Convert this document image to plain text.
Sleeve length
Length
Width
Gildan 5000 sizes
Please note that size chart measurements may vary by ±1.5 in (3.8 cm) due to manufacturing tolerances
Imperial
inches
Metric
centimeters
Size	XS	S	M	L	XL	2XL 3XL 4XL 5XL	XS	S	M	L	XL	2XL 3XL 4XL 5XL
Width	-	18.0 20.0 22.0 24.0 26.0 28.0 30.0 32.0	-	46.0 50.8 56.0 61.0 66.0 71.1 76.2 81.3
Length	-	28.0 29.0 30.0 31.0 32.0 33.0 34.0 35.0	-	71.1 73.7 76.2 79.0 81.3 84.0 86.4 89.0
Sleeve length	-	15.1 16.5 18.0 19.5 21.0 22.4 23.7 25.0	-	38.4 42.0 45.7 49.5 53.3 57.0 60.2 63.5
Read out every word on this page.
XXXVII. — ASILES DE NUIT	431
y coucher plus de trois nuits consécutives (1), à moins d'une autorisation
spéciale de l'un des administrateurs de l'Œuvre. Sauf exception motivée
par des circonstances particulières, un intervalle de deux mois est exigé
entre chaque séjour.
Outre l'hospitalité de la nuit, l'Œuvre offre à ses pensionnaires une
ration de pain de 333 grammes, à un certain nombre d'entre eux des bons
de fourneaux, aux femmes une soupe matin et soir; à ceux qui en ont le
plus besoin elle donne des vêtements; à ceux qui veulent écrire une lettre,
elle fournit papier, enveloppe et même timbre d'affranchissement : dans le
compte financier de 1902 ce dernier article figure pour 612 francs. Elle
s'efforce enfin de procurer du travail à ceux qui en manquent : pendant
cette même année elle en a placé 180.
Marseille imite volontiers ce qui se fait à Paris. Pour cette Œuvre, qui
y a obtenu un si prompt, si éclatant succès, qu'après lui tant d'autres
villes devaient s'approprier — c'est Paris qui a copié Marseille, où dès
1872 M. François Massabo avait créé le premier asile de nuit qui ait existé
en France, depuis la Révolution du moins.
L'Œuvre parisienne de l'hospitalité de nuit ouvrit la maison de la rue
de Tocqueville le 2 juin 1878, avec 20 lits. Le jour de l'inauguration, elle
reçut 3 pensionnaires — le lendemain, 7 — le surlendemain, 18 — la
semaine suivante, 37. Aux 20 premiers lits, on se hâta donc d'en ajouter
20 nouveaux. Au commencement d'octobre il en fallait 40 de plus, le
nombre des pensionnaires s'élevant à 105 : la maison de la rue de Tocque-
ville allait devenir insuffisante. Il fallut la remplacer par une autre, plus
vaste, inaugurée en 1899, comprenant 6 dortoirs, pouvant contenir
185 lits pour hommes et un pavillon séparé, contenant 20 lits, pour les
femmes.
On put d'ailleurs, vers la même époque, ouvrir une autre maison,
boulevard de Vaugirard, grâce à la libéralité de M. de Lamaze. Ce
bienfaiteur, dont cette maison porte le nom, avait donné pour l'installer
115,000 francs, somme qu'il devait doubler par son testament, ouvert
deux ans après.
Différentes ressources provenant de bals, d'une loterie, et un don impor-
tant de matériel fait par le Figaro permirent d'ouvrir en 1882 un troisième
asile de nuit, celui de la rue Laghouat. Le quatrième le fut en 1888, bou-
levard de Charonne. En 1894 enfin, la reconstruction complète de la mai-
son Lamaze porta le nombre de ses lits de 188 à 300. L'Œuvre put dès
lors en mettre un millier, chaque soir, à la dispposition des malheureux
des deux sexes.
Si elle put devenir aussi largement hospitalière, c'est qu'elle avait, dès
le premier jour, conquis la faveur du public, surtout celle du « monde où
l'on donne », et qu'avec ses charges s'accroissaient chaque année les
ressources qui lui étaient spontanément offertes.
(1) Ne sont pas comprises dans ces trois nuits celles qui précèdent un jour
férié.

____

*YOUR TASK*: Every entry needs to be retyped exactly.

*COMPLETED TASK*:
Convert this document image to plain text.
Sleeve length
Length
Width
Gildan 5000 sizes
Please note that size chart measurements may vary by ±1.5 in (3.8 cm) due to manufacturing tolerances
Imperial
inches
Metric
centimeters
Size	XS	S	M	L	XL	2XL 3XL 4XL 5XL	XS	S	M	L	XL	2XL 3XL 4XL 5XL
Width	-	18.0 20.0 22.0 24.0 26.0 28.0 30.0 32.0	-	46.0 50.8 56.0 61.0 66.0 71.1 76.2 81.3
Length	-	28.0 29.0 30.0 31.0 32.0 33.0 34.0 35.0	-	71.1 73.7 76.2 79.0 81.3 84.0 86.4 89.0
Sleeve length	-	15.1 16.5 18.0 19.5 21.0 22.4 23.7 25.0	-	38.4 42.0 45.7 49.5 53.3 57.0 60.2 63.5
Read out every word on this page.
XXXVII. — ASILES DE NUIT	431
y coucher plus de trois nuits consécutives (1), à moins d'une autorisation
spéciale de l'un des administrateurs de l'Œuvre. Sauf exception motivée
par des circonstances particulières, un intervalle de deux mois est exigé
entre chaque séjour.
Outre l'hospitalité de la nuit, l'Œuvre offre à ses pensionnaires une
ration de pain de 333 grammes, à un certain nombre d'entre eux des bons
de fourneaux, aux femmes une soupe matin et soir; à ceux qui en ont le
plus besoin elle donne des vêtements; à ceux qui veulent écrire une lettre,
elle fournit papier, enveloppe et même timbre d'affranchissement : dans le
compte financier de 1902 ce dernier article figure pour 612 francs. Elle
s'efforce enfin de procurer du travail à ceux qui en manquent : pendant
cette même année elle en a placé 180.
Marseille imite volontiers ce qui se fait à Paris. Pour cette Œuvre, qui
y a obtenu un si prompt, si éclatant succès, qu'après lui tant d'autres
villes devaient s'approprier — c'est Paris qui a copié Marseille, où dès
1872 M. François Massabo avait créé le premier asile de nuit qui ait existé
en France, depuis la Révolution du moins.
L'Œuvre parisienne de l'hospitalité de nuit ouvrit la maison de la rue
de Tocqueville le 2 juin 1878, avec 20 lits. Le jour de l'inauguration, elle
reçut 3 pensionnaires — le lendemain, 7 — le surlendemain, 18 — la
semaine suivante, 37. Aux 20 premiers lits, on se hâta donc d'en ajouter
20 nouveaux. Au commencement d'octobre il en fallait 40 de plus, le
nombre des pensionnaires s'élevant à 105 : la maison de la rue de Tocque-
ville allait devenir insuffisante. Il fallut la remplacer par une autre, plus
vaste, inaugurée en 1899, comprenant 6 dortoirs, pouvant contenir
185 lits pour hommes et un pavillon séparé, contenant 20 lits, pour les
femmes.
On put d'ailleurs, vers la même époque, ouvrir une autre maison,
boulevard de Vaugirard, grâce à la libéralité de M. de Lamaze. Ce
bienfaiteur, dont cette maison porte le nom, avait donné pour l'installer
115,000 francs, somme qu'il devait doubler par son testament, ouvert
deux ans après.
Différentes ressources provenant de bals, d'une loterie, et un don impor-
tant de matériel fait par le Figaro permirent d'ouvrir en 1882 un troisième
asile de nuit, celui de la rue Laghouat. Le quatrième le fut en 1888, bou-
levard de Charonne. En 1894 enfin, la reconstruction complète de la mai-
son Lamaze porta le nombre de ses lits de 188 à 300. L'Œuvre put dès
lors en mettre un millier, chaque soir, à la dispposition des malheureux
des deux sexes.
Si elle put devenir aussi largement hospitalière, c'est qu'elle avait, dès
le premier jour, conquis la faveur du public, surtout celle du « monde où
l'on donne », et qu'avec ses charges s'accroissaient chaque année les
ressources qui lui étaient spontanément offertes.
(1) Ne sont pas comprises dans ces trois nuits celles qui précèdent un jour
férié.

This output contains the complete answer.